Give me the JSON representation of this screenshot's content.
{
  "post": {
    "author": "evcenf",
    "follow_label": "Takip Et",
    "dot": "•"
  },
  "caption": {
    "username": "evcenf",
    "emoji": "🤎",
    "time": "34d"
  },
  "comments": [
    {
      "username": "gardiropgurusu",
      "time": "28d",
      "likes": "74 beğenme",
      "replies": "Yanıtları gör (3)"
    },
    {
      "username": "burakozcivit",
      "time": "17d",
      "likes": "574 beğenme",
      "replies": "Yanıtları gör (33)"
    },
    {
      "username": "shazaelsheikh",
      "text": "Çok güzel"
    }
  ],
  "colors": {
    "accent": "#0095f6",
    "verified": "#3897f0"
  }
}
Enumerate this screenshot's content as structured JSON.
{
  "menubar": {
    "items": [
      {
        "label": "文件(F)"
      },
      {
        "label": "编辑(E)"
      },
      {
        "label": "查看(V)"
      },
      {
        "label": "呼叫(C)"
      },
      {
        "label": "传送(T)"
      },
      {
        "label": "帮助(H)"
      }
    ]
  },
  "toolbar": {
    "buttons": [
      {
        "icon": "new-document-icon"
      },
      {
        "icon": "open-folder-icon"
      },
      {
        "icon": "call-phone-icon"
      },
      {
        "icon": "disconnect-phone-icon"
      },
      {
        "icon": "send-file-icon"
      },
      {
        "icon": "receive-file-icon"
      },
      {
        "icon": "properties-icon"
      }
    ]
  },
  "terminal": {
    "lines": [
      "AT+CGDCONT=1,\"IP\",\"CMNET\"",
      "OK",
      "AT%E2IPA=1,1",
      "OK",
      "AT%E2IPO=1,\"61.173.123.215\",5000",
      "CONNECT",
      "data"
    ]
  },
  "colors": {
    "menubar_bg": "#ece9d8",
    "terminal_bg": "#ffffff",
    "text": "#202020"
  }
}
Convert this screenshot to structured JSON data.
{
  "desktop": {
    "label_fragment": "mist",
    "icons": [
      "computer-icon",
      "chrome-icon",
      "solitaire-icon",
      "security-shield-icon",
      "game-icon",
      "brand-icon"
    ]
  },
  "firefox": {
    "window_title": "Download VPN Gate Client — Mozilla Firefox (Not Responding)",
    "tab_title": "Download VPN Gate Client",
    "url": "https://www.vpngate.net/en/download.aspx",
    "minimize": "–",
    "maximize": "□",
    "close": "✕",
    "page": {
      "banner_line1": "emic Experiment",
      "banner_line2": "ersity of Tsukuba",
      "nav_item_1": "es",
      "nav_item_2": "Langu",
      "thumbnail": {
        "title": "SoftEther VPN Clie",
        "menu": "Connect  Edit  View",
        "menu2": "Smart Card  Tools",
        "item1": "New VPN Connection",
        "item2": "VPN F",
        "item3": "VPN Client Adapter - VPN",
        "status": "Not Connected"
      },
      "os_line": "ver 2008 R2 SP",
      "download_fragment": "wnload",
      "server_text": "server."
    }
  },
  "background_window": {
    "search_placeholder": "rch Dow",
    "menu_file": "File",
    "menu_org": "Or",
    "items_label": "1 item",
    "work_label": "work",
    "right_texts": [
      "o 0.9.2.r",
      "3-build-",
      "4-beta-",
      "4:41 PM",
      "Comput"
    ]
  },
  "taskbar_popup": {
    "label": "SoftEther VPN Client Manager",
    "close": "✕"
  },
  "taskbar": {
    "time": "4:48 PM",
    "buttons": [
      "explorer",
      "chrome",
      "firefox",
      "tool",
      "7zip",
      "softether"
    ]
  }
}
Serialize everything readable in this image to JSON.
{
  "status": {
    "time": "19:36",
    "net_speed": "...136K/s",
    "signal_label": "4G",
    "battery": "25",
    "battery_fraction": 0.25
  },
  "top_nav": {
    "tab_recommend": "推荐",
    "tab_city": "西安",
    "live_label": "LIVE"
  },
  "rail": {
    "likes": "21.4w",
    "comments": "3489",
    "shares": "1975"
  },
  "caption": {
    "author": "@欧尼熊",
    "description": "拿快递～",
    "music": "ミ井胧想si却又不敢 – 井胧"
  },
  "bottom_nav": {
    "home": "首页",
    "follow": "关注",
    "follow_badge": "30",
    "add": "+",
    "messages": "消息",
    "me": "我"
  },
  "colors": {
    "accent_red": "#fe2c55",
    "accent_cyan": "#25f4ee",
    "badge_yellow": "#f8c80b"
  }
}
·····
Look through the data above. Find each line with the string "this" and copy it.

The output:
Give me the JSON representation of this screenshot's content.
Enumerate this screenshot's content as structured JSON.
Convert this screenshot to structured JSON data.
Serialize everything readable in this image to JSON.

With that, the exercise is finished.